*Exercise*. Gather, from the data below, each line in which the word "time" occurs.

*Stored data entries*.
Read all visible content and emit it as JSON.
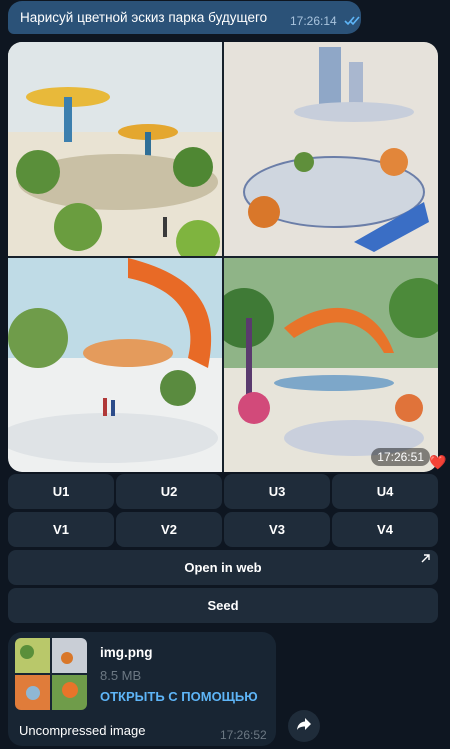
{
  "outgoing": {
    "text": "Нарисуй цветной эскиз парка будущего",
    "time": "17:26:14"
  },
  "photo": {
    "time": "17:26:51",
    "reaction": "❤️"
  },
  "keyboard": {
    "row1": [
      "U1",
      "U2",
      "U3",
      "U4"
    ],
    "row2": [
      "V1",
      "V2",
      "V3",
      "V4"
    ],
    "open_web": "Open in web",
    "seed": "Seed"
  },
  "file": {
    "name": "img.png",
    "size": "8.5 MB",
    "open_with": "ОТКРЫТЬ С ПОМОЩЬЮ",
    "caption": "Uncompressed image",
    "time": "17:26:52"
  },
  "icons": {
    "read_status": "double-check-icon",
    "external_link": "arrow-up-right-icon",
    "forward": "forward-arrow-icon"
  },
  "colors": {
    "background": "#0e1621",
    "outgoing_bubble": "#2b5278",
    "incoming_bubble": "#182533",
    "keyboard_button": "#1f2c3a",
    "link": "#5eb5f7"
  }
}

*Solution to this task*.
    "time": "17:26:14"
    "time": "17:26:51",
    "time": "17:26:52"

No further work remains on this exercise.